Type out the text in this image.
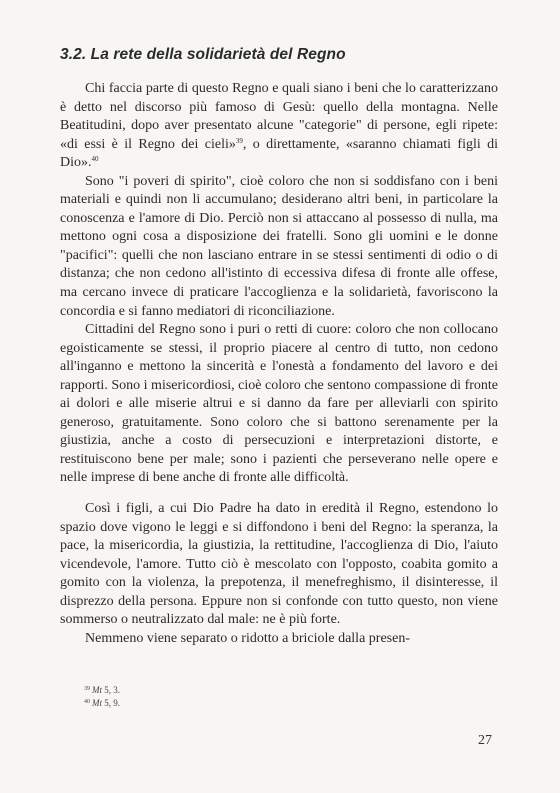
3.2. La rete della solidarietà del Regno

Chi faccia parte di questo Regno e quali siano i beni che lo caratterizzano è detto nel discorso più famoso di Gesù: quello della montagna. Nelle Beatitudini, dopo aver presentato alcune "categorie" di persone, egli ripete: «di essi è il Regno dei cieli»$^{39}$, o direttamente, «saranno chiamati figli di Dio».$^{40}$

Sono "i poveri di spirito", cioè coloro che non si soddisfano con i beni materiali e quindi non li accumulano; desiderano altri beni, in particolare la conoscenza e l'amore di Dio. Perciò non si attaccano al possesso di nulla, ma mettono ogni cosa a disposizione dei fratelli. Sono gli uomini e le donne "pacifici": quelli che non lasciano entrare in se stessi sentimenti di odio o di distanza; che non cedono all'istinto di eccessiva difesa di fronte alle offese, ma cercano invece di praticare l'accoglienza e la solidarietà, favoriscono la concordia e si fanno mediatori di riconciliazione.

Cittadini del Regno sono i puri o retti di cuore: coloro che non collocano egoisticamente se stessi, il proprio piacere al centro di tutto, non cedono all'inganno e mettono la sincerità e l'onestà a fondamento del lavoro e dei rapporti. Sono i misericordiosi, cioè coloro che sentono compassione di fronte ai dolori e alle miserie altrui e si danno da fare per alleviarli con spirito generoso, gratuitamente. Sono coloro che si battono serenamente per la giustizia, anche a costo di persecuzioni e interpretazioni distorte, e restituiscono bene per male; sono i pazienti che perseverano nelle opere e nelle imprese di bene anche di fronte alle difficoltà.

Così i figli, a cui Dio Padre ha dato in eredità il Regno, estendono lo spazio dove vigono le leggi e si diffondono i beni del Regno: la speranza, la pace, la misericordia, la giustizia, la rettitudine, l'accoglienza di Dio, l'aiuto vicendevole, l'amore. Tutto ciò è mescolato con l'opposto, coabita gomito a gomito con la violenza, la prepotenza, il menefreghismo, il disinteresse, il disprezzo della persona. Eppure non si confonde con tutto questo, non viene sommerso o neutralizzato dal male: ne è più forte.

Nemmeno viene separato o ridotto a briciole dalla presen-

$^{39}$ Mt 5, 3.
$^{40}$ Mt 5, 9.
27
----------------
--- Task objective ---
Pick out every line above that holds the word "solidarietà" and copy it.

--- Solution to this exercise ---
3.2. La rete della solidarietà del Regno
Sono "i poveri di spirito", cioè coloro che non si soddisfano con i beni materiali e quindi non li accumulano; desiderano altri beni, in particolare la conoscenza e l'amore di Dio. Perciò non si attaccano al possesso di nulla, ma mettono ogni cosa a disposizione dei fratelli. Sono gli uomini e le donne "pacifici": quelli che non lasciano entrare in se stessi sentimenti di odio o di distanza; che non cedono all'istinto di eccessiva difesa di fronte alle offese, ma cercano invece di praticare l'accoglienza e la solidarietà, favoriscono la concordia e si fanno mediatori di riconciliazione.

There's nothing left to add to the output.